RECORDED INFORMATION:
* * * * * * * * *
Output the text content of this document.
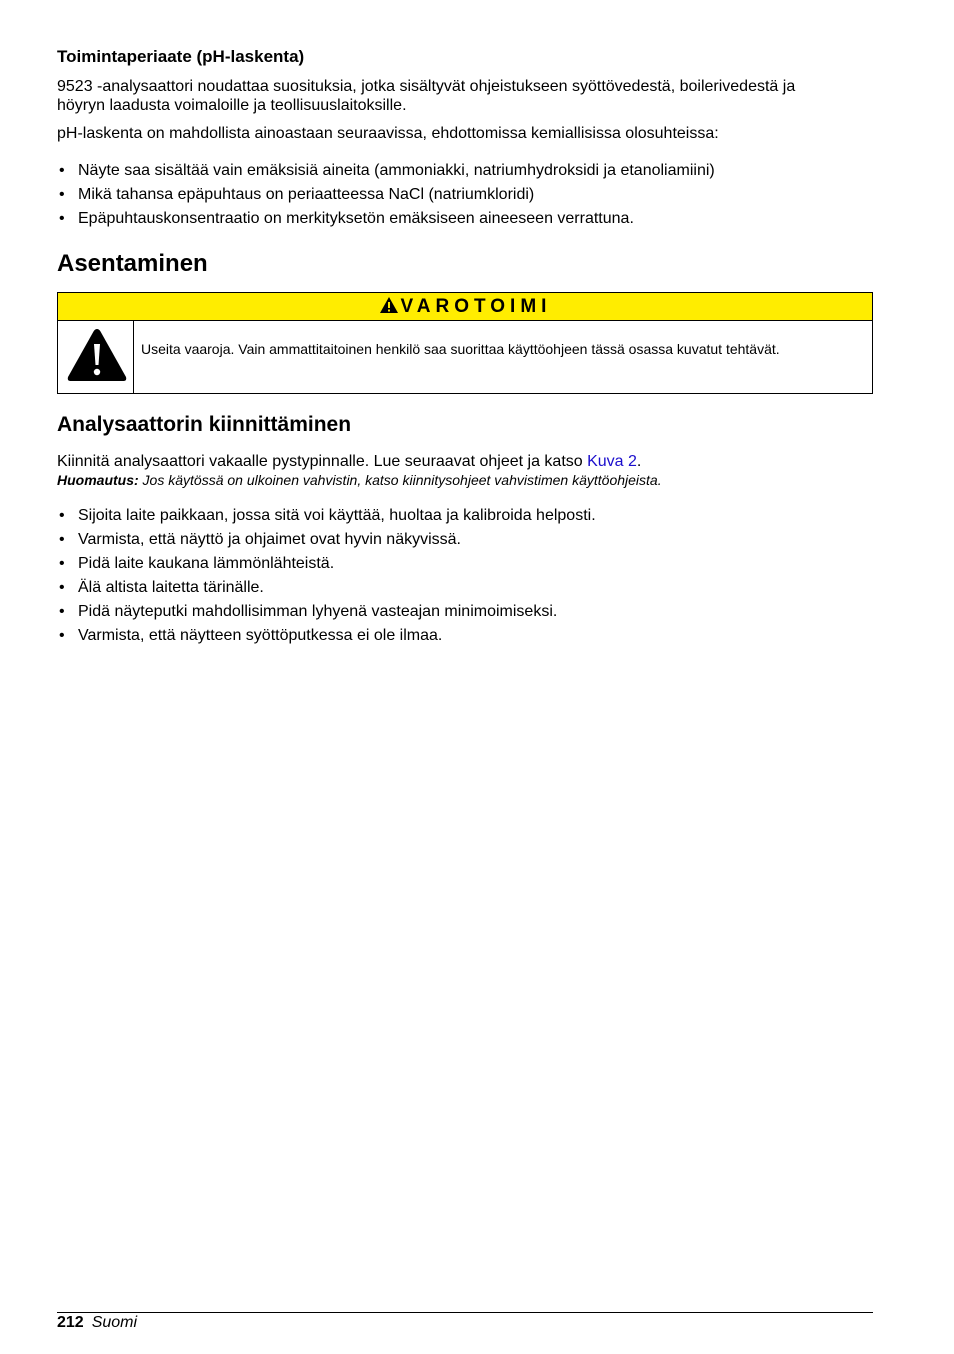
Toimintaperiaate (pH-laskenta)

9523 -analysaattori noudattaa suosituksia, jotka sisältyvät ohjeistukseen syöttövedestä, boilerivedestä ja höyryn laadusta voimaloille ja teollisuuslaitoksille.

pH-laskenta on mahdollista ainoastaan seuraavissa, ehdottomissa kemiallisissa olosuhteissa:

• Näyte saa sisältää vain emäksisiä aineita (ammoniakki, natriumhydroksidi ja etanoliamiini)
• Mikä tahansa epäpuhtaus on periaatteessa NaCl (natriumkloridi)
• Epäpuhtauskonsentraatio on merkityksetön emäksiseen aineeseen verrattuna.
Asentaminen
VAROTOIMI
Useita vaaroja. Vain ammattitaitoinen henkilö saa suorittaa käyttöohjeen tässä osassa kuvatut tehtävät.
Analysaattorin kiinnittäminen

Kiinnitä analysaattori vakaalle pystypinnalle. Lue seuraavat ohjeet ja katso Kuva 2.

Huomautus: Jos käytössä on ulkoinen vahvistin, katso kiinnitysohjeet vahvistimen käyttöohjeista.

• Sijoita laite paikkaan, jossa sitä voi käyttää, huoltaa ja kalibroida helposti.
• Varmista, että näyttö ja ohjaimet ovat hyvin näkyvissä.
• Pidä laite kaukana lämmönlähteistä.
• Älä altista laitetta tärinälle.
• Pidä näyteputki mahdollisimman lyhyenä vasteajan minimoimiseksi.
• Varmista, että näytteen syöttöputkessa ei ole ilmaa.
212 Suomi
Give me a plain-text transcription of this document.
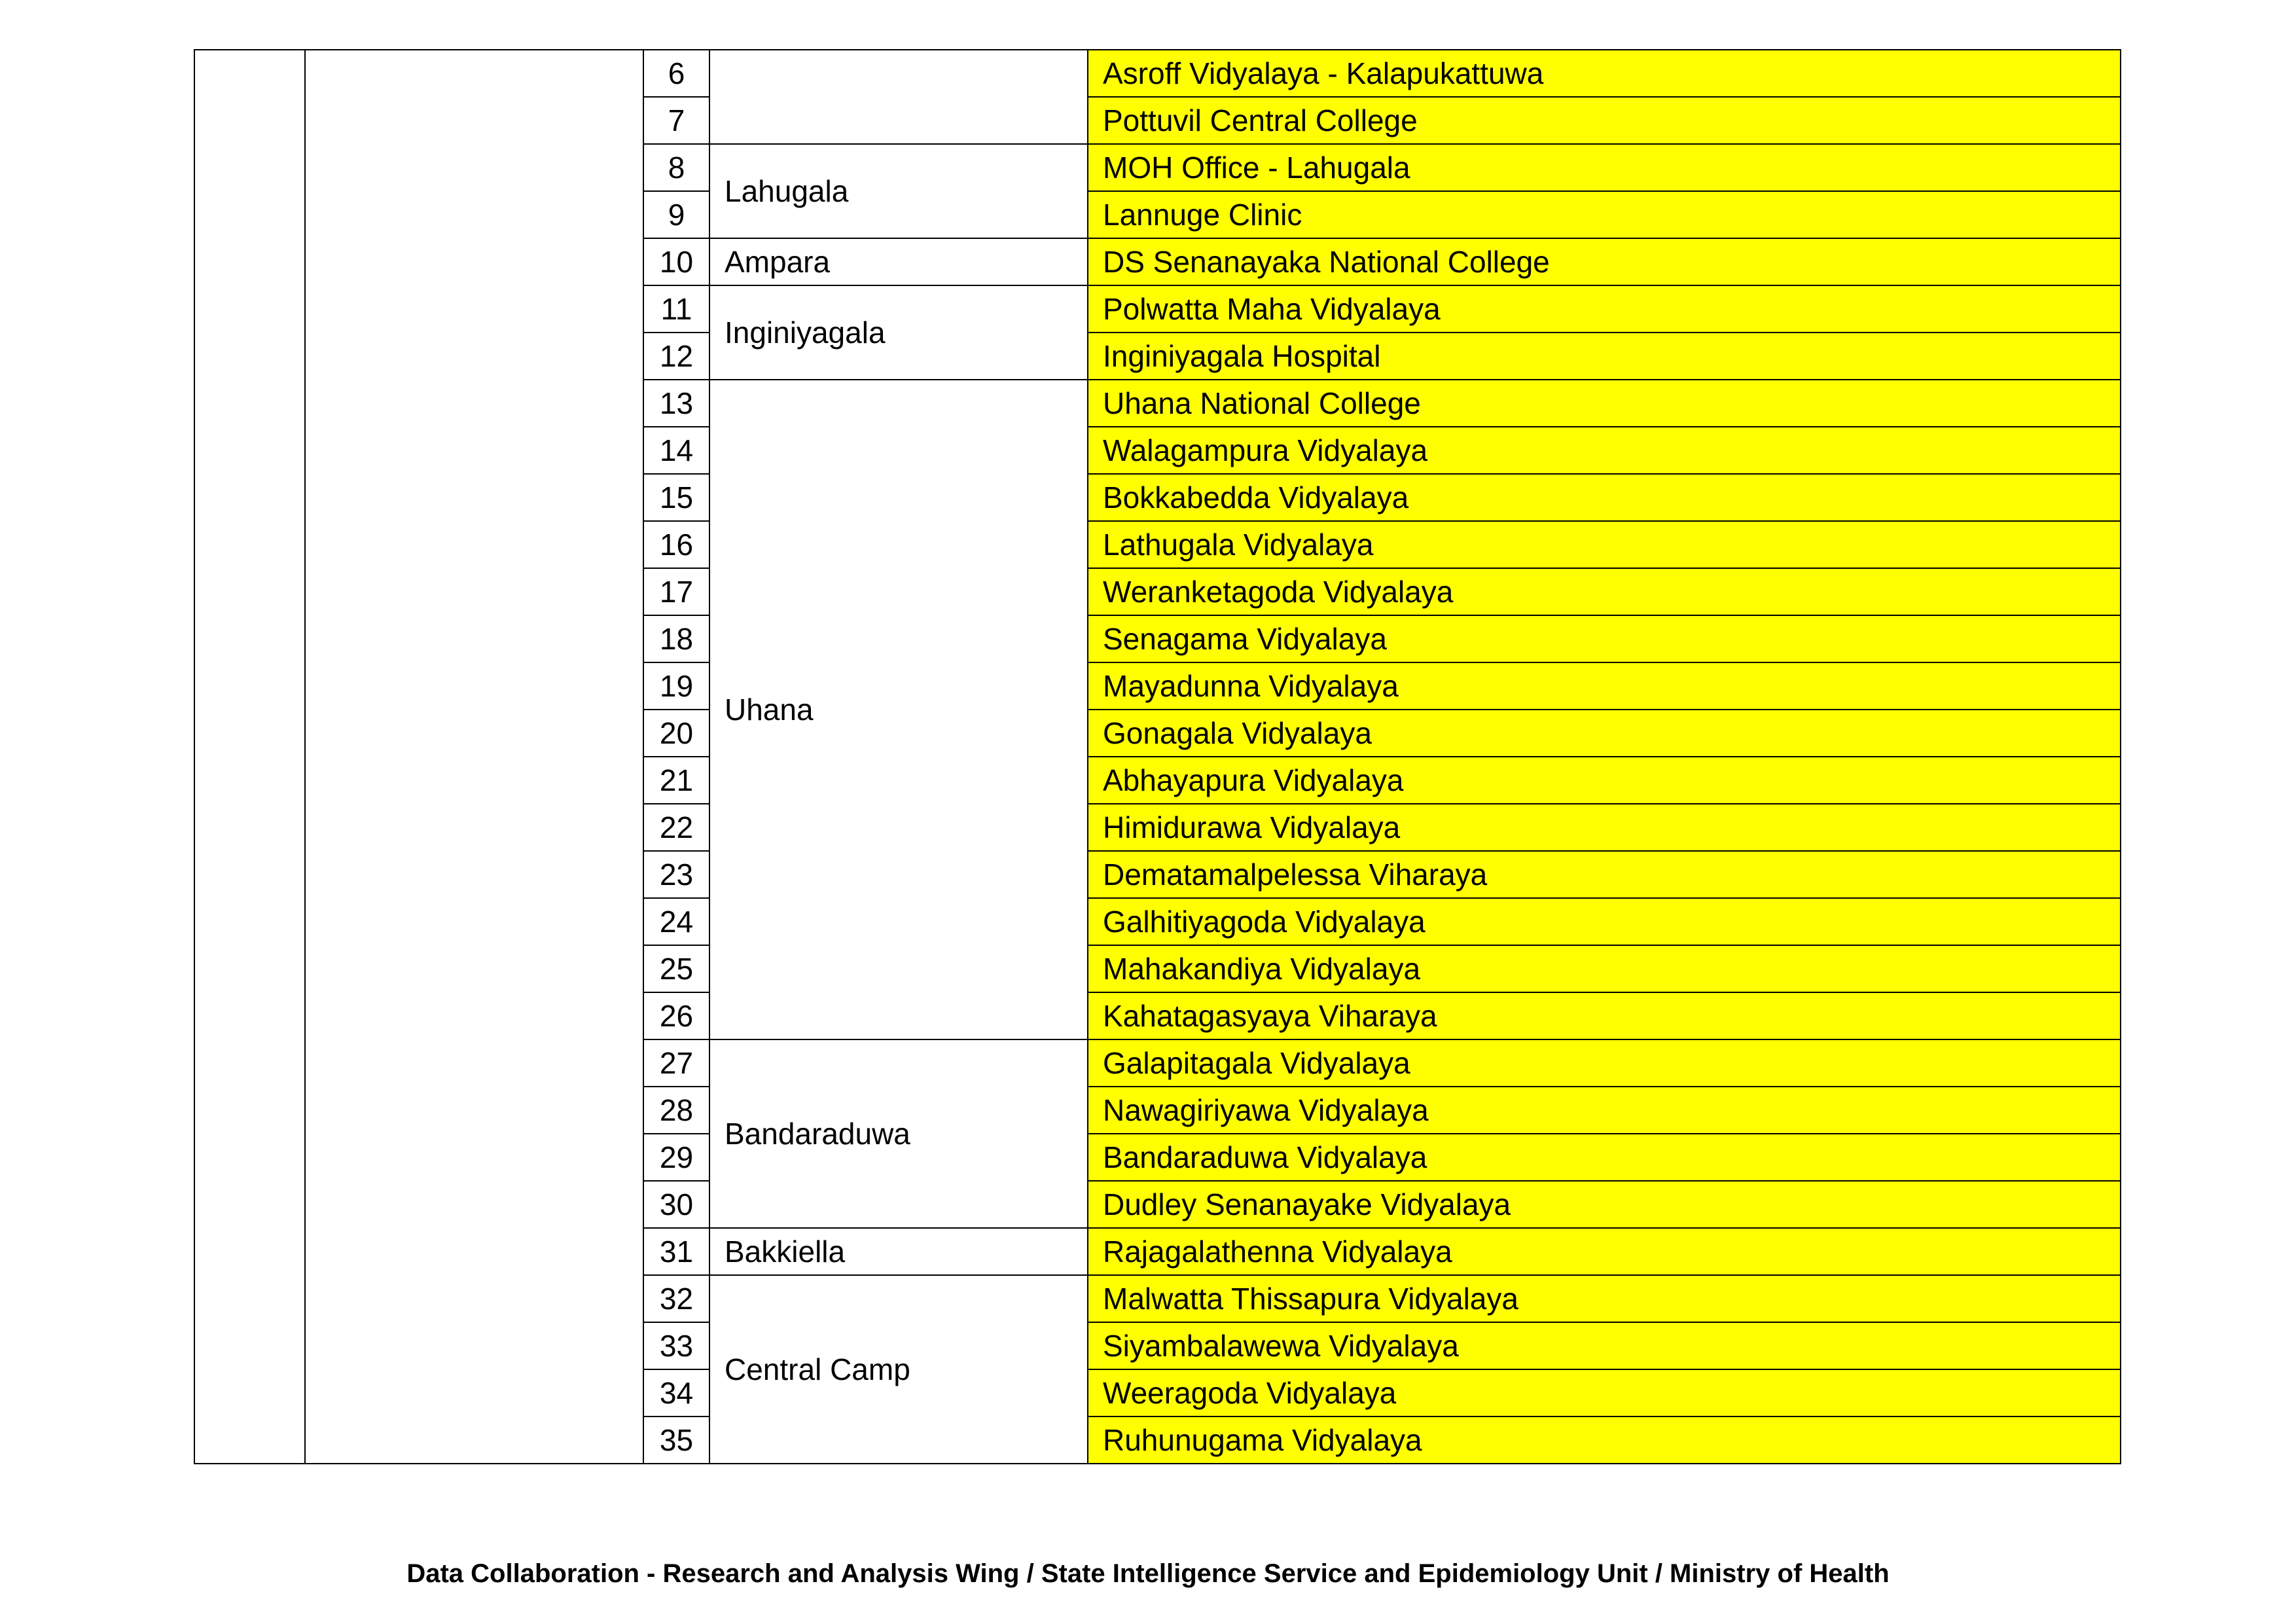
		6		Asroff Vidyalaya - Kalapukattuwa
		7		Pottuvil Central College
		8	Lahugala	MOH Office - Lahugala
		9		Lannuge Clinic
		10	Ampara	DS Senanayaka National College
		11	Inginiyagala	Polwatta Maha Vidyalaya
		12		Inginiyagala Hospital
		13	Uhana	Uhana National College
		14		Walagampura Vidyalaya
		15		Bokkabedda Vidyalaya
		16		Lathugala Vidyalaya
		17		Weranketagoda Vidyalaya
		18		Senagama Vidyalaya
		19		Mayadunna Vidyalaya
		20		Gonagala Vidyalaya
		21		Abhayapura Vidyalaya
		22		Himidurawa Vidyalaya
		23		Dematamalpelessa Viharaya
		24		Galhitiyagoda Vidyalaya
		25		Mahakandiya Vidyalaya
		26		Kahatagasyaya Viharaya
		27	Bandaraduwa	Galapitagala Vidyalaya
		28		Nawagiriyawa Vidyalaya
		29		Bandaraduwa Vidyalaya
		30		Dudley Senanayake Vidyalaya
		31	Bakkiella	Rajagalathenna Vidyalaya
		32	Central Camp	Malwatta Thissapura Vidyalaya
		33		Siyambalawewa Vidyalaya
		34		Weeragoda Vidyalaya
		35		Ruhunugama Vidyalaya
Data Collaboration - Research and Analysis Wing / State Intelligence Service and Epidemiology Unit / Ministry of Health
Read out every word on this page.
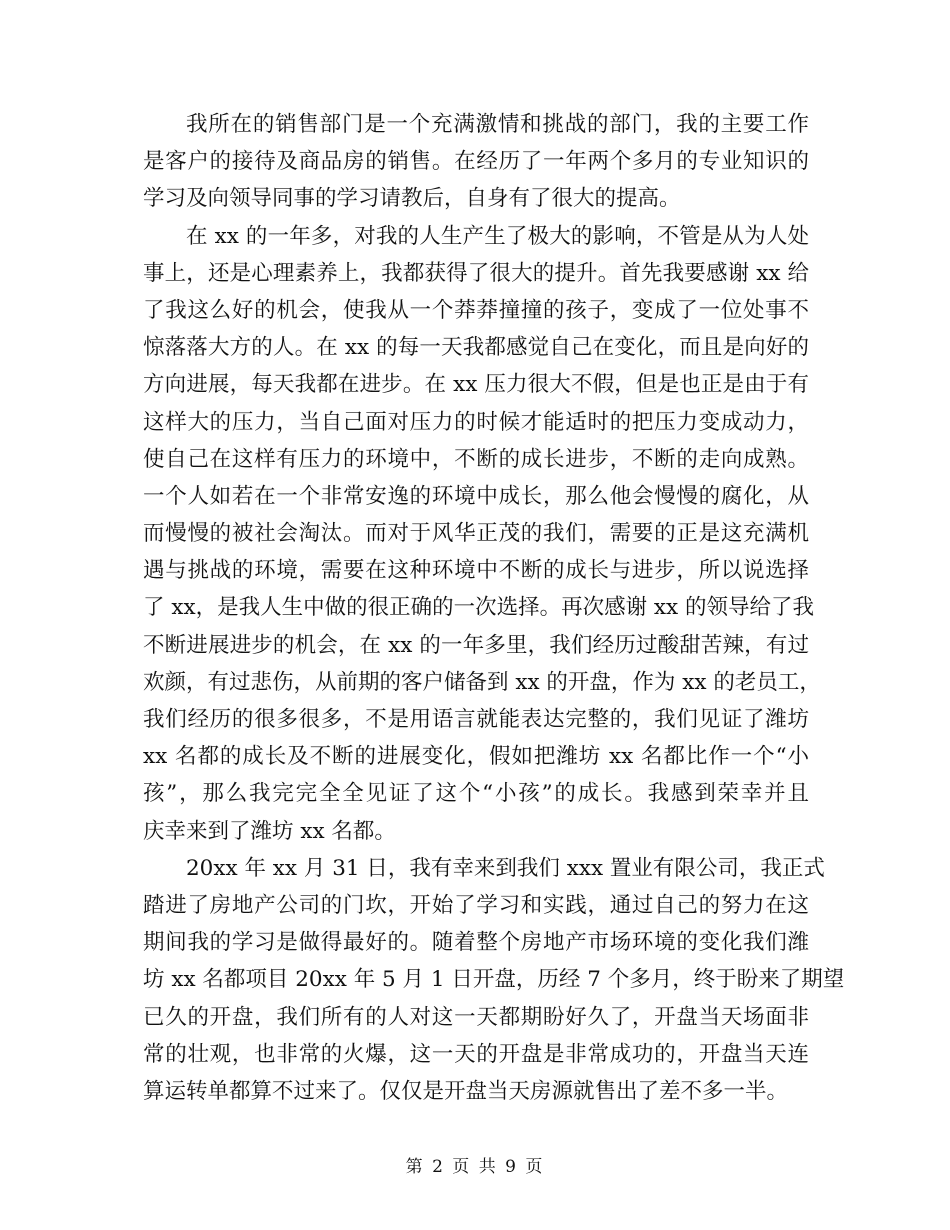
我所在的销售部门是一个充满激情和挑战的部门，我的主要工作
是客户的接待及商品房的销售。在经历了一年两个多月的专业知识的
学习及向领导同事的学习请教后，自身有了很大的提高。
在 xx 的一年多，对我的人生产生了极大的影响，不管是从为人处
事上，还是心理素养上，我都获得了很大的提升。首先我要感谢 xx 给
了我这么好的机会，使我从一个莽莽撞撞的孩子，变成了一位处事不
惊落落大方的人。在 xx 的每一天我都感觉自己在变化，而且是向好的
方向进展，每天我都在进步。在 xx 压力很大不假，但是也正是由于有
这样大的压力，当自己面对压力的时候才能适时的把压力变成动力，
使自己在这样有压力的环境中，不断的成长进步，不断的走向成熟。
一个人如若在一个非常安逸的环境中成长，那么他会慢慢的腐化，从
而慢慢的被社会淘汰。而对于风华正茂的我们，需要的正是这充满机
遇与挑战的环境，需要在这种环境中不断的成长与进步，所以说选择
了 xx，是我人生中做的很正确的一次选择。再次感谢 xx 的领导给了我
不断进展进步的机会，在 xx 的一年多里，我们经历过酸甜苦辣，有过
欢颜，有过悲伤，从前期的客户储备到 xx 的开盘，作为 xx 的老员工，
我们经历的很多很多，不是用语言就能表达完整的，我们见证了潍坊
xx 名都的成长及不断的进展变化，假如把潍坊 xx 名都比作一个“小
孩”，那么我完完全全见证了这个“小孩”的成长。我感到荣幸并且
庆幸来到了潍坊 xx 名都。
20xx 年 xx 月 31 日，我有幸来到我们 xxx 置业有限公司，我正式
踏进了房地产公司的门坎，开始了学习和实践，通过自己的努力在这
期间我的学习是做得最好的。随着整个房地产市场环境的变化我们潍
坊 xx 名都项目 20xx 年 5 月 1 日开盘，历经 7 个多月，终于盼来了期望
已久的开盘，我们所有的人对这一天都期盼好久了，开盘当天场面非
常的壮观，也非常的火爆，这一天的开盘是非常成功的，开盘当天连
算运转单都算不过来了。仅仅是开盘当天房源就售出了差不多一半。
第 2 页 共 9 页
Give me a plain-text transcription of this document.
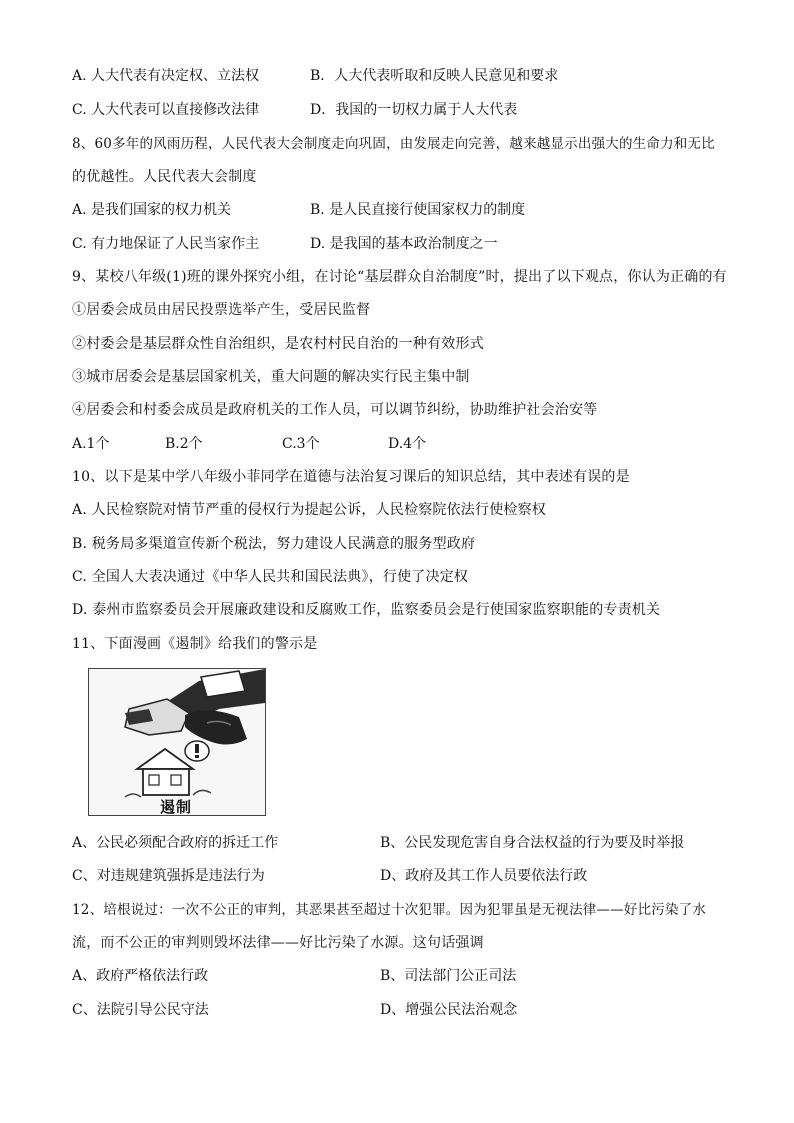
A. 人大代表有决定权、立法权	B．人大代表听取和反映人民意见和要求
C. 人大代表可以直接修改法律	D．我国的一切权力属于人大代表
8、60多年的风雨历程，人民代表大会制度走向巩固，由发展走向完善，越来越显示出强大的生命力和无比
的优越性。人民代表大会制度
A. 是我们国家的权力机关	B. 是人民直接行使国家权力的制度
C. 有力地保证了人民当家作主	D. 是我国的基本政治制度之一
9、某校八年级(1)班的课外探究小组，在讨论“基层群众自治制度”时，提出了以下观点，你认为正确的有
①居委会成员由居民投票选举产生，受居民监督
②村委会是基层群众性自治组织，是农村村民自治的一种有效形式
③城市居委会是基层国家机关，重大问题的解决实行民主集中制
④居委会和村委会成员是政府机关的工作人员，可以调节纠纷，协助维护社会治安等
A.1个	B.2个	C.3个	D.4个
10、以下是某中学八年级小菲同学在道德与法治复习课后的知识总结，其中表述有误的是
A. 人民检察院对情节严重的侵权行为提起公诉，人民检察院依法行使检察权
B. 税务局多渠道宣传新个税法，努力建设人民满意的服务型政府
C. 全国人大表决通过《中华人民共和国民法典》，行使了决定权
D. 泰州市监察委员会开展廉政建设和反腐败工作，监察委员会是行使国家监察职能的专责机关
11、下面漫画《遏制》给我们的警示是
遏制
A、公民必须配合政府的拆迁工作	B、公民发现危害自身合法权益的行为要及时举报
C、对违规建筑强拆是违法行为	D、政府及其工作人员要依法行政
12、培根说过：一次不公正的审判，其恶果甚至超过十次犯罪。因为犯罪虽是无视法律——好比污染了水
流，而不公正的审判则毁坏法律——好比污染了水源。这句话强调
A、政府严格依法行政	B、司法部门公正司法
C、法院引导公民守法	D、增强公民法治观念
* * * * * * * * *
Only lines that contain the word "katso" are wanted; copy each of them.

CORRECT RESPONSE:
Kiinnitä analysaattori vakaalle pystypinnalle. Lue seuraavat ohjeet ja katso Kuva 2.
Huomautus: Jos käytössä on ulkoinen vahvistin, katso kiinnitysohjeet vahvistimen käyttöohjeista.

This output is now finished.